-- Listed records start --
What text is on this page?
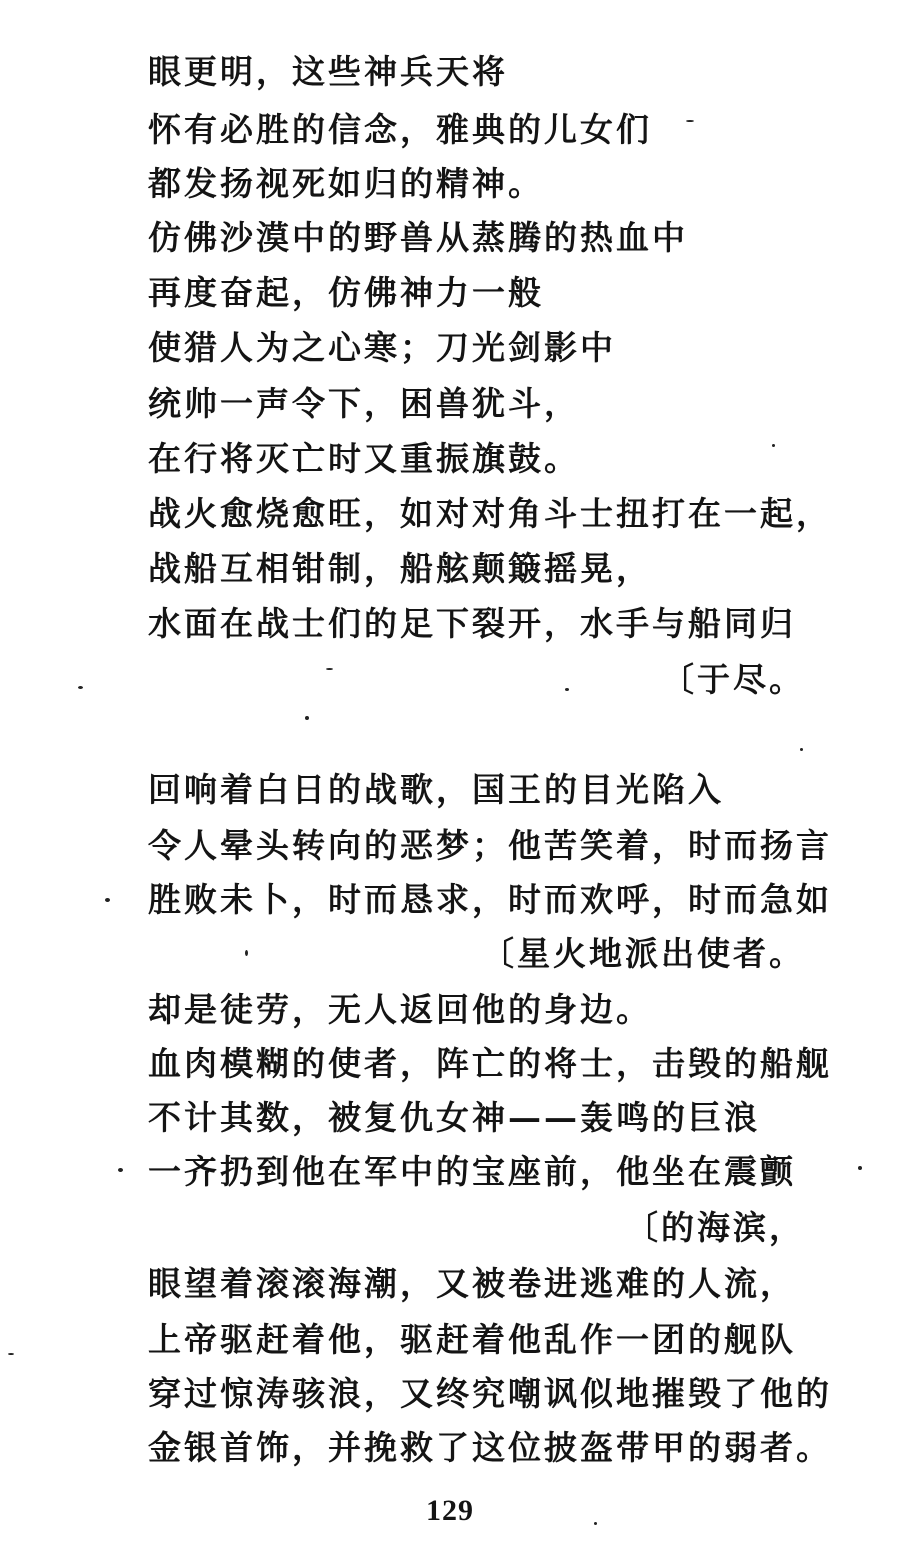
眼更明，这些神兵天将
怀有必胜的信念，雅典的儿女们
都发扬视死如归的精神。
仿佛沙漠中的野兽从蒸腾的热血中
再度奋起，仿佛神力一般
使猎人为之心寒；刀光剑影中
统帅一声令下，困兽犹斗，
在行将灭亡时又重振旗鼓。
战火愈烧愈旺，如对对角斗士扭打在一起，
战船互相钳制，船舷颠簸摇晃，
水面在战士们的足下裂开，水手与船同归
〔于尽。
回响着白日的战歌，国王的目光陷入
令人晕头转向的恶梦；他苦笑着，时而扬言
胜败未卜，时而恳求，时而欢呼，时而急如
〔星火地派出使者。
却是徒劳，无人返回他的身边。
血肉模糊的使者，阵亡的将士，击毁的船舰
不计其数，被复仇女神——轰鸣的巨浪
一齐扔到他在军中的宝座前，他坐在震颤
〔的海滨，
眼望着滚滚海潮，又被卷进逃难的人流，
上帝驱赶着他，驱赶着他乱作一团的舰队
穿过惊涛骇浪，又终究嘲讽似地摧毁了他的
金银首饰，并挽救了这位披盔带甲的弱者。
129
-- Listed records end --
__What is expected__
Omit the pictures, then quote the rest of the material above exactly.

__Result of this task__
What text is on this page?
眼更明，这些神兵天将
怀有必胜的信念，雅典的儿女们
都发扬视死如归的精神。
仿佛沙漠中的野兽从蒸腾的热血中
再度奋起，仿佛神力一般
使猎人为之心寒；刀光剑影中
统帅一声令下，困兽犹斗，
在行将灭亡时又重振旗鼓。
战火愈烧愈旺，如对对角斗士扭打在一起，
战船互相钳制，船舷颠簸摇晃，
水面在战士们的足下裂开，水手与船同归
〔于尽。
回响着白日的战歌，国王的目光陷入
令人晕头转向的恶梦；他苦笑着，时而扬言
胜败未卜，时而恳求，时而欢呼，时而急如
〔星火地派出使者。
却是徒劳，无人返回他的身边。
血肉模糊的使者，阵亡的将士，击毁的船舰
不计其数，被复仇女神——轰鸣的巨浪
一齐扔到他在军中的宝座前，他坐在震颤
〔的海滨，
眼望着滚滚海潮，又被卷进逃难的人流，
上帝驱赶着他，驱赶着他乱作一团的舰队
穿过惊涛骇浪，又终究嘲讽似地摧毁了他的
金银首饰，并挽救了这位披盔带甲的弱者。
129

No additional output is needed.